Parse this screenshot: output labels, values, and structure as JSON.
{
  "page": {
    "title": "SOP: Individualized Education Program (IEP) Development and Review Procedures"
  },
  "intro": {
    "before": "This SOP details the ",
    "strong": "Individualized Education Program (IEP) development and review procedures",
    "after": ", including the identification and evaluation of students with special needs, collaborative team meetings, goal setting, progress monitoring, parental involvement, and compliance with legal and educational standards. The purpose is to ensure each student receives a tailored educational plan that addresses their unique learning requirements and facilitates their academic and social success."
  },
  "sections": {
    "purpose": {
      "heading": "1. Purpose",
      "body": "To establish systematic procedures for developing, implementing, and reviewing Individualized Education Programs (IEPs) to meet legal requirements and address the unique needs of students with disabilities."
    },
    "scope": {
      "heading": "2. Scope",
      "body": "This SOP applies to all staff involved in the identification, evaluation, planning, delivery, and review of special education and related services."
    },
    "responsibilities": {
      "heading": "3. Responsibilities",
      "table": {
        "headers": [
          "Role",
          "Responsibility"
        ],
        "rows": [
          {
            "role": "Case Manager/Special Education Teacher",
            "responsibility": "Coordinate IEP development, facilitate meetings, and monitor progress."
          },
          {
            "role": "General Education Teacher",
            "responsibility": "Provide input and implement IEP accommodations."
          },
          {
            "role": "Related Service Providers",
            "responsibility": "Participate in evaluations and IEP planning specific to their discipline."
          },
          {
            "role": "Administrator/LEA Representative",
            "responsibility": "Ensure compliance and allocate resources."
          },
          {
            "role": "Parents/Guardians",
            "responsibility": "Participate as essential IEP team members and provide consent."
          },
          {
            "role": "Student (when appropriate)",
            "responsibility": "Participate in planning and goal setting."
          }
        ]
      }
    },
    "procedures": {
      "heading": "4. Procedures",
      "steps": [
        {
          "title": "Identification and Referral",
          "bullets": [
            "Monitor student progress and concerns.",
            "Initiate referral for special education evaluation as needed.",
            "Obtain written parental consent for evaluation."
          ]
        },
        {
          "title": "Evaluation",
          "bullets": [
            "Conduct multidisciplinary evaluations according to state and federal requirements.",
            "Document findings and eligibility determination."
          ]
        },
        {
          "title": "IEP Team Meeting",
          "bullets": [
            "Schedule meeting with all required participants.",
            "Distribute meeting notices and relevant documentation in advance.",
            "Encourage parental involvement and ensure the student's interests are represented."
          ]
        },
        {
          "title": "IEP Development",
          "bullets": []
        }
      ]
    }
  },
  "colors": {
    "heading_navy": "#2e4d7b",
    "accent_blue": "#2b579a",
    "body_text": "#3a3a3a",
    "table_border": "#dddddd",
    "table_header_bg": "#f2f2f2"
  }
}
***
# YOUR INSTRUCTIONS
Set down all of the entries exactly, please.

# COMPLETE RESPONSE
Parse this screenshot: output labels, values, and structure as JSON.
{
  "page": {
    "title": "SOP: Individualized Education Program (IEP) Development and Review Procedures"
  },
  "intro": {
    "before": "This SOP details the ",
    "strong": "Individualized Education Program (IEP) development and review procedures",
    "after": ", including the identification and evaluation of students with special needs, collaborative team meetings, goal setting, progress monitoring, parental involvement, and compliance with legal and educational standards. The purpose is to ensure each student receives a tailored educational plan that addresses their unique learning requirements and facilitates their academic and social success."
  },
  "sections": {
    "purpose": {
      "heading": "1. Purpose",
      "body": "To establish systematic procedures for developing, implementing, and reviewing Individualized Education Programs (IEPs) to meet legal requirements and address the unique needs of students with disabilities."
    },
    "scope": {
      "heading": "2. Scope",
      "body": "This SOP applies to all staff involved in the identification, evaluation, planning, delivery, and review of special education and related services."
    },
    "responsibilities": {
      "heading": "3. Responsibilities",
      "table": {
        "headers": [
          "Role",
          "Responsibility"
        ],
        "rows": [
          {
            "role": "Case Manager/Special Education Teacher",
            "responsibility": "Coordinate IEP development, facilitate meetings, and monitor progress."
          },
          {
            "role": "General Education Teacher",
            "responsibility": "Provide input and implement IEP accommodations."
          },
          {
            "role": "Related Service Providers",
            "responsibility": "Participate in evaluations and IEP planning specific to their discipline."
          },
          {
            "role": "Administrator/LEA Representative",
            "responsibility": "Ensure compliance and allocate resources."
          },
          {
            "role": "Parents/Guardians",
            "responsibility": "Participate as essential IEP team members and provide consent."
          },
          {
            "role": "Student (when appropriate)",
            "responsibility": "Participate in planning and goal setting."
          }
        ]
      }
    },
    "procedures": {
      "heading": "4. Procedures",
      "steps": [
        {
          "title": "Identification and Referral",
          "bullets": [
            "Monitor student progress and concerns.",
            "Initiate referral for special education evaluation as needed.",
            "Obtain written parental consent for evaluation."
          ]
        },
        {
          "title": "Evaluation",
          "bullets": [
            "Conduct multidisciplinary evaluations according to state and federal requirements.",
            "Document findings and eligibility determination."
          ]
        },
        {
          "title": "IEP Team Meeting",
          "bullets": [
            "Schedule meeting with all required participants.",
            "Distribute meeting notices and relevant documentation in advance.",
            "Encourage parental involvement and ensure the student's interests are represented."
          ]
        },
        {
          "title": "IEP Development",
          "bullets": []
        }
      ]
    }
  },
  "colors": {
    "heading_navy": "#2e4d7b",
    "accent_blue": "#2b579a",
    "body_text": "#3a3a3a",
    "table_border": "#dddddd",
    "table_header_bg": "#f2f2f2"
  }
}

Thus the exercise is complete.